• DIRECTIONS
Output the records exactly. Include every line.

[START MATERIAL SUPPLIED]

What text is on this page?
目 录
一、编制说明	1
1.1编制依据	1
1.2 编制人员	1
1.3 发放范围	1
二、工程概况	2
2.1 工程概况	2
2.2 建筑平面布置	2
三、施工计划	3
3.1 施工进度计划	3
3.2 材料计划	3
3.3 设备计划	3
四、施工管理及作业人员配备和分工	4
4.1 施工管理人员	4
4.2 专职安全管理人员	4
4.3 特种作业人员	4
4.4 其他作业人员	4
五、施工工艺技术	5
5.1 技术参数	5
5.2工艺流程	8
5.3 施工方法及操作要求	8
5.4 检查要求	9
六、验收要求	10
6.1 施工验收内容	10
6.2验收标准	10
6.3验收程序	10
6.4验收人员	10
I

[END MATERIAL SUPPLIED]

• COMPLETED TASK
What text is on this page?
目 录
一、编制说明	1
1.1编制依据	1
1.2 编制人员	1
1.3 发放范围	1
二、工程概况	2
2.1 工程概况	2
2.2 建筑平面布置	2
三、施工计划	3
3.1 施工进度计划	3
3.2 材料计划	3
3.3 设备计划	3
四、施工管理及作业人员配备和分工	4
4.1 施工管理人员	4
4.2 专职安全管理人员	4
4.3 特种作业人员	4
4.4 其他作业人员	4
五、施工工艺技术	5
5.1 技术参数	5
5.2工艺流程	8
5.3 施工方法及操作要求	8
5.4 检查要求	9
六、验收要求	10
6.1 施工验收内容	10
6.2验收标准	10
6.3验收程序	10
6.4验收人员	10
I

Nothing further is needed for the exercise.